Stated task: Return every line of the data below that includes the string "sido".

· · · · · · ·

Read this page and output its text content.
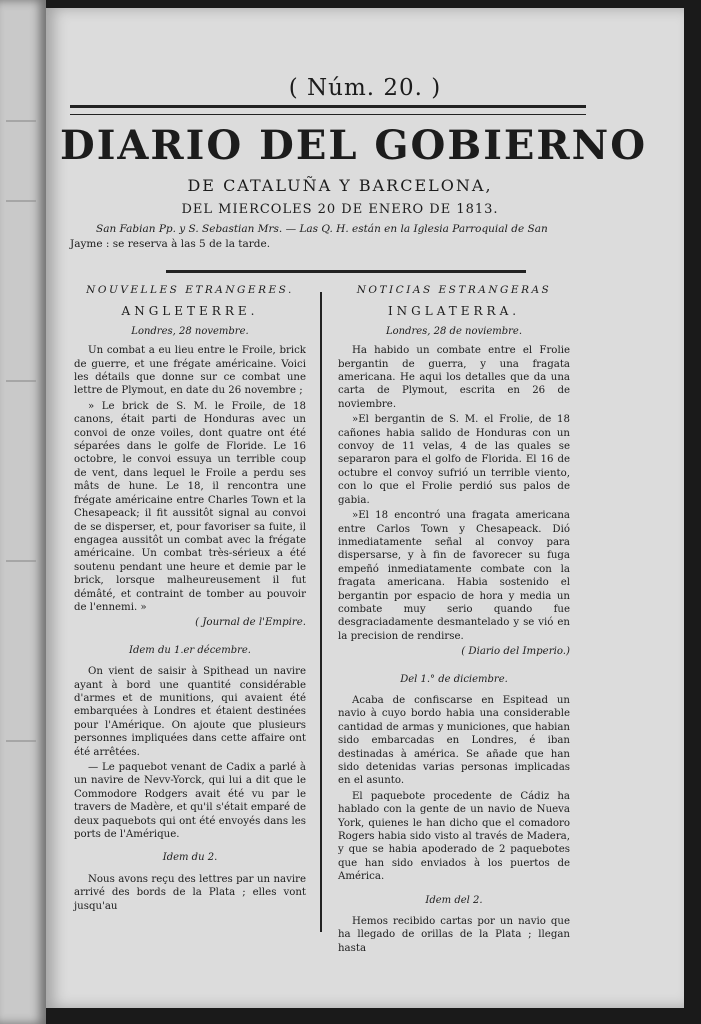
( Núm. 20. )
DIARIO DEL GOBIERNO
DE CATALUÑA Y BARCELONA,
DEL MIERCOLES 20 DE ENERO DE 1813.
San Fabian Pp. y S. Sebastian Mrs. — Las Q. H. están en la Iglesia Parroquial de San
Jayme : se reserva à las 5 de la tarde.
NOUVELLES ETRANGERES.
ANGLETERRE.
Londres, 28 novembre.

Un combat a eu lieu entre le Froile, brick de guerre, et une frégate américaine. Voici les détails que donne sur ce combat une lettre de Plymout, en date du 26 novembre ;

» Le brick de S. M. le Froile, de 18 canons, était parti de Honduras avec un convoi de onze voiles, dont quatre ont été séparées dans le golfe de Floride. Le 16 octobre, le convoi essuya un terrible coup de vent, dans lequel le Froile a perdu ses mâts de hune. Le 18, il rencontra une frégate américaine entre Charles Town et la Chesapeack; il fit aussitôt signal au convoi de se disperser, et, pour favoriser sa fuite, il engagea aussitôt un combat avec la frégate américaine. Un combat très-sérieux a été soutenu pendant une heure et demie par le brick, lorsque malheureusement il fut démâté, et contraint de tomber au pouvoir de l'ennemi. »

( Journal de l'Empire.
Idem du 1.er décembre.

On vient de saisir à Spithead un navire ayant à bord une quantité considérable d'armes et de munitions, qui avaient été embarquées à Londres et étaient destinées pour l'Amérique. On ajoute que plusieurs personnes impliquées dans cette affaire ont été arrêtées.

— Le paquebot venant de Cadix a parlé à un navire de Nevv-Yorck, qui lui a dit que le Commodore Rodgers avait été vu par le travers de Madère, et qu'il s'était emparé de deux paquebots qui ont été envoyés dans les ports de l'Amérique.

Idem du 2.

Nous avons reçu des lettres par un navire arrivé des bords de la Plata ; elles vont jusqu'au

NOTICIAS ESTRANGERAS
INGLATERRA.
Londres, 28 de noviembre.

Ha habido un combate entre el Frolie bergantin de guerra, y una fragata americana. He aqui los detalles que da una carta de Plymout, escrita en 26 de noviembre.

»El bergantin de S. M. el Frolie, de 18 cañones habia salido de Honduras con un convoy de 11 velas, 4 de las quales se separaron para el golfo de Florida. El 16 de octubre el convoy sufrió un terrible viento, con lo que el Frolie perdió sus palos de gabia.

»El 18 encontró una fragata americana entre Carlos Town y Chesapeack. Dió inmediatamente señal al convoy para dispersarse, y à fin de favorecer su fuga empeñó inmediatamente combate con la fragata americana. Habia sostenido el bergantin por espacio de hora y media un combate muy serio quando fue desgraciadamente desmantelado y se vió en la precision de rendirse.

( Diario del Imperio.)
Del 1.° de diciembre.

Acaba de confiscarse en Espitead un navio à cuyo bordo habia una considerable cantidad de armas y municiones, que habian sido embarcadas en Londres, é iban destinadas à américa. Se añade que han sido detenidas varias personas implicadas en el asunto.

El paquebote procedente de Cádiz ha hablado con la gente de un navio de Nueva York, quienes le han dicho que el comadoro Rogers habia sido visto al través de Madera, y que se habia apoderado de 2 paquebotes que han sido enviados à los puertos de América.

Idem del 2.

Hemos recibido cartas por un navio que ha llegado de orillas de la Plata ; llegan hasta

· · · · · · ·

Expected answer:
Acaba de confiscarse en Espitead un navio à cuyo bordo habia una considerable cantidad de armas y municiones, que habian sido embarcadas en Londres, é iban destinadas à américa. Se añade que han sido detenidas varias personas implicadas en el asunto.
El paquebote procedente de Cádiz ha hablado con la gente de un navio de Nueva York, quienes le han dicho que el comadoro Rogers habia sido visto al través de Madera, y que se habia apoderado de 2 paquebotes que han sido enviados à los puertos de América.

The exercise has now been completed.